TASK BRIEF:
Answer these questions from the review of the Albert Barnes biography:
1. What did Barnes manufacture to make his millions?
2. Whose paintings was Barnes the first man to see merit in?
3. In which city was the Barnes Foundation located?

DOCUMENT SEGMENT:

——

BMJ 1996; 312 doi: http://dx.doi.org/10.1136/bmj.312.7039.1169a (Published 04 May 1996) Cite this as: BMJ 1996;312:1169
  1. Peter Dormer

    Howard Greenfield Marion Boyars, £12.95, pp 310 ISBN 0 7145 3006 9

    Albert Barnes MD was an American monster who collected art on a grand scale and turned famous scholars and young academics into milksops. Barnes became the Richard Nixon of an art world which he terrorised from his infamous Barnes Foundation in Philadelphia.

    Barnes (1870-1951) was a doctor who did not practise because it would have taken him too long to make money from the profession. He made his millions quickly from manufacturing Argyrol, a silver compound based antiseptic which he and a German chemist invented. Having made his pile he started buying art. He bought Renoirs by the armful and he was the first man to see merit in the agonised paintings of the Lithuanian artist Chaim Soutine.

    Barnes quarelled with everyone: the University of Pennsylvania, the Philadelphia Museum, the press, and anyone who disagreed with him. He relentlessly rubbished his critics by publishing childishly vituperative letters or condemnatory pamphlets. The endlessness of the rows recorded in this unofficial biography becomes monotonous.

    Naturally Barnes was unacceptable to Philadelphian society, and he returned the feelings with interest. When he turned his art collection into an educational foundation he ensured that no one with “connections” got through the door. The best chance of seeing the paintings or enrolling as a student on one of Barnes's quixotic courses was to be poor or semi literate or black—and to have read one of Barnes's books.

——

Layout annotation records

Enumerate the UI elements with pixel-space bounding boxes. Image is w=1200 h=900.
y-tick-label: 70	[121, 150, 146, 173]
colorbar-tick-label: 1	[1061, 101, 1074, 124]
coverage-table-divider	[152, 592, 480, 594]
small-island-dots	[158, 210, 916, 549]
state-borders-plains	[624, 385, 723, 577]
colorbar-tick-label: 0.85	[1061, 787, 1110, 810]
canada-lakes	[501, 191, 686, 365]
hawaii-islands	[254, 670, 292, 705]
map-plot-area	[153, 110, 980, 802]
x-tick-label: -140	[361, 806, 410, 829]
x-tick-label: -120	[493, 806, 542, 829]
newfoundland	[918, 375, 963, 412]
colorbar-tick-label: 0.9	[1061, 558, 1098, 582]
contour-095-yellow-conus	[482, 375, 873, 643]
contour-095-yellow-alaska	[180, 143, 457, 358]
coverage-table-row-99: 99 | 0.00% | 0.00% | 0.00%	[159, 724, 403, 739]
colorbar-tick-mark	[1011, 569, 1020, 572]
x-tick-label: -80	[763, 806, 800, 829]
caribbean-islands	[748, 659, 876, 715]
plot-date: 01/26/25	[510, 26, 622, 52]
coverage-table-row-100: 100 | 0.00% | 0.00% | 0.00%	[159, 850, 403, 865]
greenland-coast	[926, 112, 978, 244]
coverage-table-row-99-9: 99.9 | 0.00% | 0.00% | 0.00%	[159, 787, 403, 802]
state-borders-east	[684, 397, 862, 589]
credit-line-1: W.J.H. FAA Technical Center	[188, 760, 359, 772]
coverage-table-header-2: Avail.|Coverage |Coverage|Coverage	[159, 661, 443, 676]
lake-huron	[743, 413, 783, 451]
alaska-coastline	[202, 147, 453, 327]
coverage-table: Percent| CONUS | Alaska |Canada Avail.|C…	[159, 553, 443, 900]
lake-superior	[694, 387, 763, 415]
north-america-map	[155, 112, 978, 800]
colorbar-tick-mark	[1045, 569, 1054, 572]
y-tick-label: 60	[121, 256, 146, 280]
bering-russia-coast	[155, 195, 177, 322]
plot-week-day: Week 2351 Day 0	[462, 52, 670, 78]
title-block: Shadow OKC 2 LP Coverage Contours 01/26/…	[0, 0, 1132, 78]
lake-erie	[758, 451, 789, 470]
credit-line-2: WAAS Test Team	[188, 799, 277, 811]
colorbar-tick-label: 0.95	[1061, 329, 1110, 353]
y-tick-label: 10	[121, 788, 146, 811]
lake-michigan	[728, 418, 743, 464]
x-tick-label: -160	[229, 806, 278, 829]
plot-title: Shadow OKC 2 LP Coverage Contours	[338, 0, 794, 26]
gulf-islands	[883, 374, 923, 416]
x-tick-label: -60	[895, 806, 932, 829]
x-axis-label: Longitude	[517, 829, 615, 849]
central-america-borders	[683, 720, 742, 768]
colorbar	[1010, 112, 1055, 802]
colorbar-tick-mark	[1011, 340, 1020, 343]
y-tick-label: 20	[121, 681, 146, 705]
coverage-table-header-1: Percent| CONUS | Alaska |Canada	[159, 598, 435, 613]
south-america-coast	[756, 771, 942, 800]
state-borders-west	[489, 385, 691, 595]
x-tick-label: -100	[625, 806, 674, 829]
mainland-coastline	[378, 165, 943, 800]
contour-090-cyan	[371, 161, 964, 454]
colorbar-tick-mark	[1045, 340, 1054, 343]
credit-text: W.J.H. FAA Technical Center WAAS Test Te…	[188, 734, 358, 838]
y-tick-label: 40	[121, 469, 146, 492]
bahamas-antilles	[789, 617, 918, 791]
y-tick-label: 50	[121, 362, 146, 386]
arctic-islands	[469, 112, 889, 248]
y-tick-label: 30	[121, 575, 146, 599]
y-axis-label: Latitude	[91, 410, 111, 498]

——

RESULT:
1. Argyrol, a silver compound based antiseptic
2. Those of the Lithuanian artist Chaim Soutine
3. Philadelphia